→ **What you need to do**:
1. In the blog post about Bath, what is the official Future pub called?
2. List every person named in the blog post about Bath.
3. Go on with the blog post about Bath from the point where it stops.

→ **Article**:
[Begin]

In other fascinating news, the official Future pub is called The Lounge. It's an overpriced cocktail bar and there are many other places in Bath that are as nice, have space, and are reasonably priced. But I guess they serve Leffe, albeit in Nastro Azzurro glasses. A lot of Leffes later, 7pm suddenly became 11:30pm and a good time was had by all, again. That is the important thing, innit?

Footnote: According to a Bath local, "Bath" is pronounced to rhyme with "Barf".

Sunday, November 12, 2006

Aquae Svlis


Aquae Svlis, as seen from our apartment
© Jeff Jones


Bath. The Spa is optional. It's where I am now and where I will be for the foreseeable future. Any soothsayers out there?

I arrived here at the end of October after packing all my Belgian possessions into Els' car and driving across the English Channel. She drove and we didn't sink. That enabled us to arrive chez Lucy and Pete in Londres. The French lingo is used for effect and general wankerishness. It also signifies (very badly) that I'm not in Belgium any more. But it sounds better than "innit?"

[End]

→ **Supplied data**:

[Begin]

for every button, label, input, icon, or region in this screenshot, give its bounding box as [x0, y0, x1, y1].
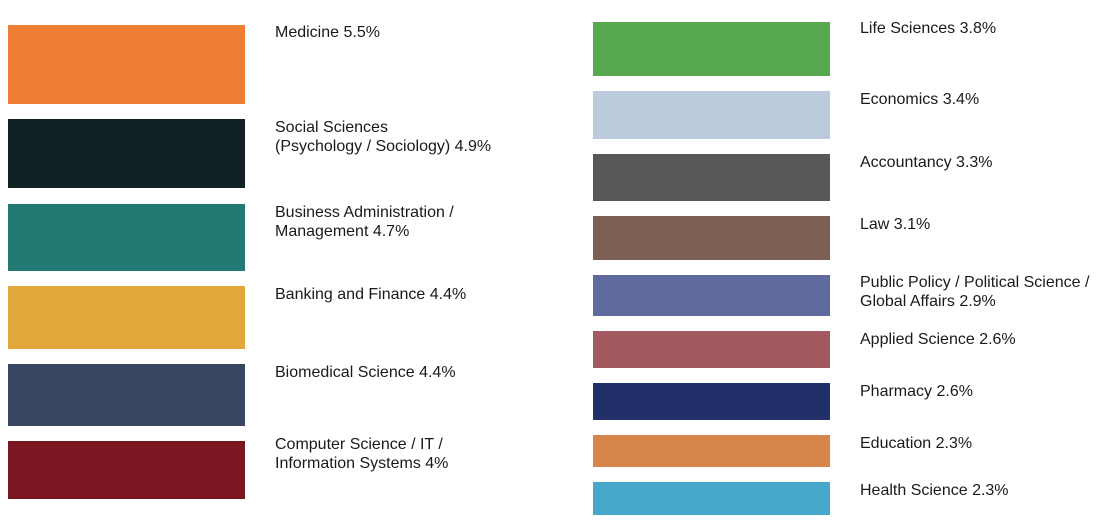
swatch-13 — [593, 383, 830, 420]
swatch-3 — [8, 204, 245, 271]
swatch-2 — [8, 119, 245, 188]
label-1: Medicine 5.5% — [275, 24, 380, 41]
label-4: Banking and Finance 4.4% — [275, 286, 467, 303]
swatch-4 — [8, 286, 245, 349]
label-10: Law 3.1% — [860, 216, 931, 233]
swatch-11 — [593, 275, 830, 316]
label-7: Life Sciences 3.8% — [860, 20, 997, 37]
swatch-9 — [593, 154, 830, 201]
label-14: Education 2.3% — [860, 435, 973, 452]
swatch-5 — [8, 364, 245, 426]
swatch-6 — [8, 441, 245, 499]
label-13: Pharmacy 2.6% — [860, 383, 973, 400]
label-2: Social Sciences (Psychology / Sociology)… — [275, 119, 492, 155]
swatch-10 — [593, 216, 830, 260]
label-3: Business Administration / Management 4.7… — [275, 204, 454, 240]
label-9: Accountancy 3.3% — [860, 154, 993, 171]
label-8: Economics 3.4% — [860, 91, 980, 108]
label-5: Biomedical Science 4.4% — [275, 364, 456, 381]
swatch-1 — [8, 25, 245, 104]
swatch-15 — [593, 482, 830, 515]
label-15: Health Science 2.3% — [860, 482, 1009, 499]
swatch-8 — [593, 91, 830, 139]
swatch-7 — [593, 22, 830, 76]
swatch-12 — [593, 331, 830, 368]
label-6: Computer Science / IT / Information Syst… — [275, 436, 449, 472]
swatch-14 — [593, 435, 830, 467]
label-12: Applied Science 2.6% — [860, 331, 1016, 348]
label-11: Public Policy / Political Science / Glob… — [860, 274, 1090, 310]
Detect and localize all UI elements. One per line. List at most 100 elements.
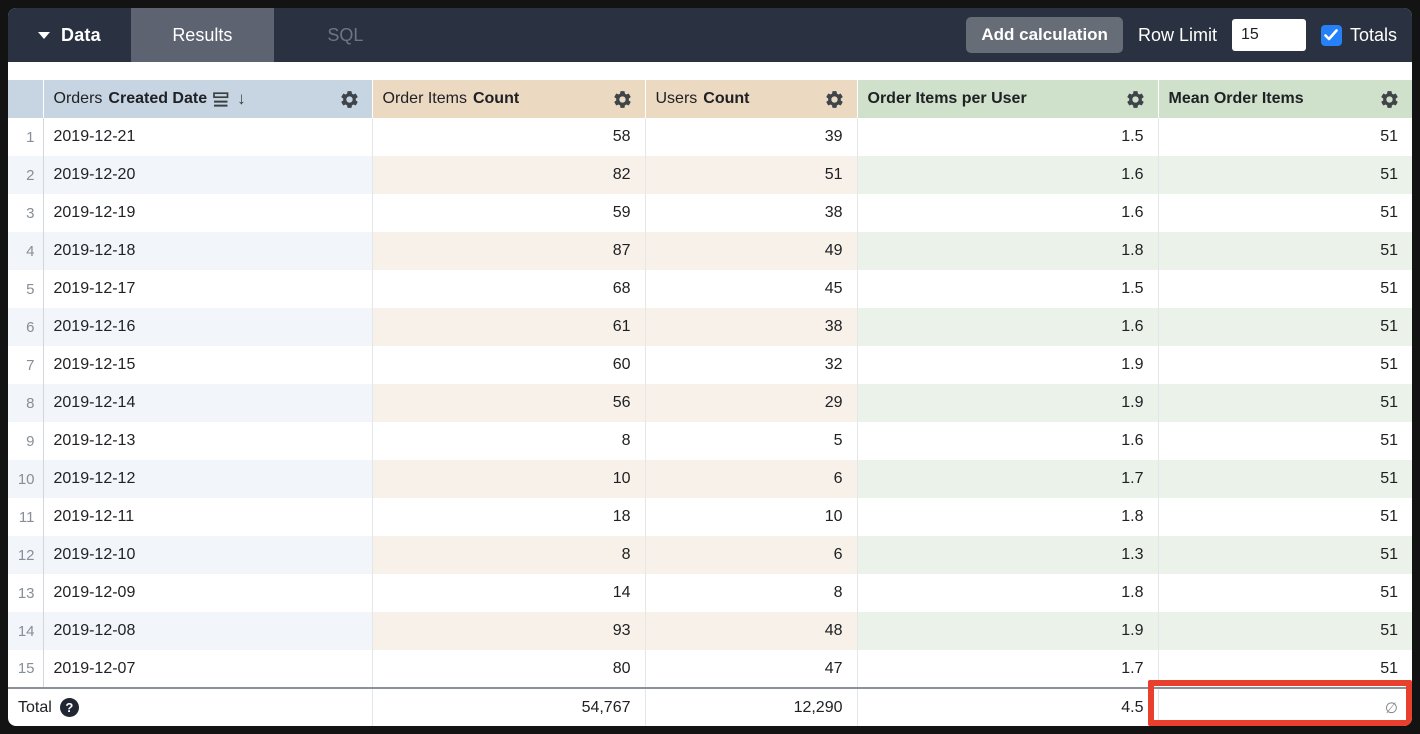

[End]

→ **Results of the tasks**:
1. The Lounge

2. Els, Lucy, Pete, Jeff Jones

3.
Our lightning visit to London included a trip to the Tate
© Jeff Jones


These fiddlers in Covent Garden were most entertaining
© Jeff Jones


A first look at Bath
© Jeff Jones


Lucy, John and Els playing silly buggers
© Jeff Jones


Driving from London to Bath on a Friday afternoon is not recommended by the AA. Don't ask me what the national insurance body has to do with recovering alcoholics, because I don't know either. Maybe they could have told us why it took four hours and change (52p) to get into the bustling metropolis of Bath, a.k.a. Aquae Svlis, where the v is actually a u.

Bath really took off in the Roman period, circa 43 AD. I suspect this was when its insane single-lane, one-way traffic system was developed. The Romans were pretty cluey, but they might not have planned for the small increase in population over the next 2000 years.

When we finally got a parking spot, we noted that the queue to get out of the parking lot had moved forward by exactly two cars in half an hour(!) Meanwhile, we had unloaded most of my junk into the office, where it still remains. Then we went in search of fine British ale. Oh, what a cruel joke I made there. Call me a snob, but British beer could be favourably compared with dishwater. And they don't even serve it cold!

I did make an honest attempt to try a few different dishwater beer varietals, but so far nothing has risen above "barely drinkable". Fortunately, we found a pub that served some Belgian beer (Duvel, Leffe, Hoegaarden, Liefmans). Unfortunately, the clientele had stolen all the Belgian beer glasses so we had to drink it out of the bottle, or in standard glasses. Els reckoned it was "beer rape", but I was thankful not to have to drink any more dishwater.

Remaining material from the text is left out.